SELECTED PASSAGE:
+---+
I have been toying with the idea of making a Si5351A breakout board ever since I saw the chip details on Silicon labs web site. It seems SI5351A is an ideal choice for Variable Frequency Oscillator (VFO) for a homebrewed radio. The SI5351 is an i2c programmable any frequency clock generator. The chip can generates up to 8 non-integer-related frequencies from 8 kHz to 160 MHz depending on the model. There are 3 different variations of the chip currently available. For the home brewer SI 5351A looks promising as it is available in a 10 pin MSOP package.
For the ham radio home brewer, such a chip which can be programmed over many ham bands offer numerous possibilities. The most obvious choice would be as a VFO. Currently, the analog devices DDS chips are ruling the market. Compared to them the Silicon Labs chips are cheaper and less cumbersome to handle. I am yet to see the noise performance of these two chips compared.
In fact, there are a couple of commercial Si5351A breakout boards targeted at the home brewer. They cost around 10$. But the chip itself cost only 1.33$ on the Silicon Labs website and you need only a few additional components to complete the board. The total cost need not be more than 3 $. Along with a cheap Arduino clone, Si5351A gives you lot of flexibility. An added advantages is that the SI5351A has three independent programmable clock generators. You can combine the VFO and BFO into a single chip.
My idea was to build a single side PCB so that any one can build one via toner transfer. Last week, I had a long chat with my friend and colleague Amal Dev about designing a simple board. The board routing was done by Amal Dev on eagle, We have designed an experimental single sided board and it may not be conforming to RF design principles always.
+---+
DATA TO EXAMINE:

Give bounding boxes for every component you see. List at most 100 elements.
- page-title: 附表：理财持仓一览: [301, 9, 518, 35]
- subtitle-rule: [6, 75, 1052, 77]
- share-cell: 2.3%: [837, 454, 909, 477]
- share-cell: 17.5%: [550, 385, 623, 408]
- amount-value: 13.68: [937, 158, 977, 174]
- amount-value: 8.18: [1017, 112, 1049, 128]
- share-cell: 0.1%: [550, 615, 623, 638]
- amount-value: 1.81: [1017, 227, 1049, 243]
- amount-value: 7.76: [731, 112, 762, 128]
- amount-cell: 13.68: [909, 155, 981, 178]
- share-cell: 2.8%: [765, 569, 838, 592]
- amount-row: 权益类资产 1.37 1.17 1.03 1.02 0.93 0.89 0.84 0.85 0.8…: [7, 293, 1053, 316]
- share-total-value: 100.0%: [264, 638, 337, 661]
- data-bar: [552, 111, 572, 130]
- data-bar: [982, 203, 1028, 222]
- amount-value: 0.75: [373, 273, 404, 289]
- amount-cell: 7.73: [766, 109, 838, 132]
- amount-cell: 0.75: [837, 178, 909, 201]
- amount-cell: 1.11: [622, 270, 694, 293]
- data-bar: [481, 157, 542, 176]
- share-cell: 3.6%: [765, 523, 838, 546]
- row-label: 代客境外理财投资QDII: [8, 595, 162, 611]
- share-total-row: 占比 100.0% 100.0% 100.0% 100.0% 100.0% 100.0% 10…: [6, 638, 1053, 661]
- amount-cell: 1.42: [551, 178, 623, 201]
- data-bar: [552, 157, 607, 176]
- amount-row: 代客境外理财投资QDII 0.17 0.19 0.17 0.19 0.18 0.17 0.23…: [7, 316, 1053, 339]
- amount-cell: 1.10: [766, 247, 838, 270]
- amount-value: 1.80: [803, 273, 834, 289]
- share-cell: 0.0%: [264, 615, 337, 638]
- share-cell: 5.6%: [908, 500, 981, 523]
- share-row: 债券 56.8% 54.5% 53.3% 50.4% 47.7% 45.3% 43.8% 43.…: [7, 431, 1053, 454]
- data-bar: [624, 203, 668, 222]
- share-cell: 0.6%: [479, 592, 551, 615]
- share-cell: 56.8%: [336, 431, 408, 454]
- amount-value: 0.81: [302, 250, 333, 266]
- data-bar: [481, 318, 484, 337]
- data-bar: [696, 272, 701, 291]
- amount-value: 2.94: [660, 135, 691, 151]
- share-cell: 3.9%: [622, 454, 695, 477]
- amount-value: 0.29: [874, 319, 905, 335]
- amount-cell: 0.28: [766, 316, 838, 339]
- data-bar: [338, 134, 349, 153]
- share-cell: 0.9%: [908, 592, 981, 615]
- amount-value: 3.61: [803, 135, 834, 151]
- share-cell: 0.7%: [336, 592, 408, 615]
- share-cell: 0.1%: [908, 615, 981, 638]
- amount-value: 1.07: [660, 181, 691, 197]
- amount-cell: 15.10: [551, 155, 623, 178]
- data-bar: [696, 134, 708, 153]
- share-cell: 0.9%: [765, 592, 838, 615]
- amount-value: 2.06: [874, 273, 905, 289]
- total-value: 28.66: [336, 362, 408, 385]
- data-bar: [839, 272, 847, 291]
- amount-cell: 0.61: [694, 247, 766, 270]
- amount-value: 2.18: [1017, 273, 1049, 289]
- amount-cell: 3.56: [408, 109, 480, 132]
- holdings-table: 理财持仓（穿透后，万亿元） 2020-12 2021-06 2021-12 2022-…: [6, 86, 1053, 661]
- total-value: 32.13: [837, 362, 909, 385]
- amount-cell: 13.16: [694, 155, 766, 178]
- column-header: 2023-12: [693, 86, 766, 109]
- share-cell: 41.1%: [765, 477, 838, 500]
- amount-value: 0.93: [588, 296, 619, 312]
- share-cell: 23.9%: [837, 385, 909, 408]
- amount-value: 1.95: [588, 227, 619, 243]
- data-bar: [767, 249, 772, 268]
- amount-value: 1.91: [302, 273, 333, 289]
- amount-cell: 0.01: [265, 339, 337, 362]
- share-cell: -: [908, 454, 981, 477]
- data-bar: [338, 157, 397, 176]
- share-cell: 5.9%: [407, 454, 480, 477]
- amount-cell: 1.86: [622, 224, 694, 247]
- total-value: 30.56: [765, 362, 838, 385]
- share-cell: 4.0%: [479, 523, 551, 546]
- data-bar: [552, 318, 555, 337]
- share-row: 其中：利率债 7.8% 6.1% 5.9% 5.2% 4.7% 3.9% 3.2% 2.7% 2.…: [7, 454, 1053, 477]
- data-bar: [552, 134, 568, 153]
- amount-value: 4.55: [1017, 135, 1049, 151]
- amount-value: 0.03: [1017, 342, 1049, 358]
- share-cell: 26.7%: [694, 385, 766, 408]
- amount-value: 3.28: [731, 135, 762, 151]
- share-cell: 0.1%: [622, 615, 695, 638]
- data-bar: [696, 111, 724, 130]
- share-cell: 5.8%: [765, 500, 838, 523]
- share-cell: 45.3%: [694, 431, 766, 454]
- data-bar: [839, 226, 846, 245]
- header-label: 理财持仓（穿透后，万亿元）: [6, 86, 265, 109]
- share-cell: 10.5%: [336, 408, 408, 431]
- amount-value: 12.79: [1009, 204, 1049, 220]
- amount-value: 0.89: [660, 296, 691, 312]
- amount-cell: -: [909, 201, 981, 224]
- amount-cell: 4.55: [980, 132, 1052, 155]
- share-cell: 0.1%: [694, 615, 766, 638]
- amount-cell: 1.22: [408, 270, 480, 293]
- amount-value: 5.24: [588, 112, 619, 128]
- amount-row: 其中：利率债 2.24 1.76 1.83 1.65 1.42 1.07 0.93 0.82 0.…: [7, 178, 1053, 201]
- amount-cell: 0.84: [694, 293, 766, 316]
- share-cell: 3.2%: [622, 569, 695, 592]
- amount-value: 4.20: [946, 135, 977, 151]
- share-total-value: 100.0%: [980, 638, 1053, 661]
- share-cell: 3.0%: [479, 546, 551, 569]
+---+
EXERCISES TO COMPLETE:
A: According to the Si5351A breakout board text, over what frequency range can the chip generate its outputs?
B: Go on with the Si5351A breakout board text, picking up after its final sentence.

RESPONSES PER TASK:
A: From 8 kHz to 160 MHz, depending on the model.

B:
For the interested home brewer a toner transferable image is here. You can buy the SI5351 from RS components or from Mouser. The board is to be powered from a 5v source. The SI5351A needs 3.3v for its operation. The LM1117 is used for generating this. Note that the LM1117 is SMD and is soldered on the copper side. The two MOSFETs ( BS170) are used to convert the I2C levels from 5v to 3.3v. Check the pin outs before you solder. The board can be directly powered from an arduino.
For programming the board you can try the example code from Hansummers. Alternately you can try the excellent si5351 arduino library. Tom Hall AK2B has some sample sketches using this library. Please note that I2C address of the chip may be different from those found in the above code. Please use an I2C scanner to find out your chips address and then modify your code accordingly.
The pin out of the SI5351A is shown below.
A special thanks to Amogh Desai who tested the first version and reported couple of errors. Further comments and error reports are welcome.